→ EXERCISE INPUT
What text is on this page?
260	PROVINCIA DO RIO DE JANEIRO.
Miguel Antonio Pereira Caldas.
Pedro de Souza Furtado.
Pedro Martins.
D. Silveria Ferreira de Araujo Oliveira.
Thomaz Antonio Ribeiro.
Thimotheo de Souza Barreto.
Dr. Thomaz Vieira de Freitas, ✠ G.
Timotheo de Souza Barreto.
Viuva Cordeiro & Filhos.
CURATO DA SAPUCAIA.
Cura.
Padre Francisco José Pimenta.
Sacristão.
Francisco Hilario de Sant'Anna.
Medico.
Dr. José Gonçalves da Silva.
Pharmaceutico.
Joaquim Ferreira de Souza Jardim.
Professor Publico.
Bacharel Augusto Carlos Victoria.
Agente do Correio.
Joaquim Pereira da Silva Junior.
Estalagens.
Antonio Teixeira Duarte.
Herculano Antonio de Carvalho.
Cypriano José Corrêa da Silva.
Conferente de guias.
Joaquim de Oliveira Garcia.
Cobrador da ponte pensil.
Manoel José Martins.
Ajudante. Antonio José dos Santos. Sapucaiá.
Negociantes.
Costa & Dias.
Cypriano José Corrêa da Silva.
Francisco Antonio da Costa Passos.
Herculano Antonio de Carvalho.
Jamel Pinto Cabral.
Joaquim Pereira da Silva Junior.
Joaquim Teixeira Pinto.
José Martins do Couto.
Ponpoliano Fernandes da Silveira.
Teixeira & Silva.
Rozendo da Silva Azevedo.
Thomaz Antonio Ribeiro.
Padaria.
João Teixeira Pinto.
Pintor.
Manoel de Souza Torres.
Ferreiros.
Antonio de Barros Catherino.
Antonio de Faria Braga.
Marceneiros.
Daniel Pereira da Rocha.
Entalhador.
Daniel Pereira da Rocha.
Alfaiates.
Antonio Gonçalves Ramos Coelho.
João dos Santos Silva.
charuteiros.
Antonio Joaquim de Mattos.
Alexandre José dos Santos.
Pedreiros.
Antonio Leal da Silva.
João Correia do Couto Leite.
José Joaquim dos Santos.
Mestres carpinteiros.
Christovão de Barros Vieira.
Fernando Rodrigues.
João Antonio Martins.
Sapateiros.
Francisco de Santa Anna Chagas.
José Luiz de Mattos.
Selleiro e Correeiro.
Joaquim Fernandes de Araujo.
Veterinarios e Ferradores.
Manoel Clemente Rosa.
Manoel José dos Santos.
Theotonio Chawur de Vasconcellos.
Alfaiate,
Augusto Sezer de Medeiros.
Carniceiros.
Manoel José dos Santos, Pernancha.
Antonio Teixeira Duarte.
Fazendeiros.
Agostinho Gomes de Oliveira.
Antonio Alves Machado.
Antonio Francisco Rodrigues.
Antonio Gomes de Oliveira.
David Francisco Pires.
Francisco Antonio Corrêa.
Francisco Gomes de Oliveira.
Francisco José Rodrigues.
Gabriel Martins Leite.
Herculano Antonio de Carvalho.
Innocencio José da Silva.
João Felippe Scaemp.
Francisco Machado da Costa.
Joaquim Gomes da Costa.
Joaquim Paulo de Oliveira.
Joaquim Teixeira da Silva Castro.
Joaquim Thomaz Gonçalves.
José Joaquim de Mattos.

→ AIM
Identify each line of the material where the word "Couto" shows up, and copy it.

→ THE SOLUTION
José Martins do Couto.
João Correia do Couto Leite.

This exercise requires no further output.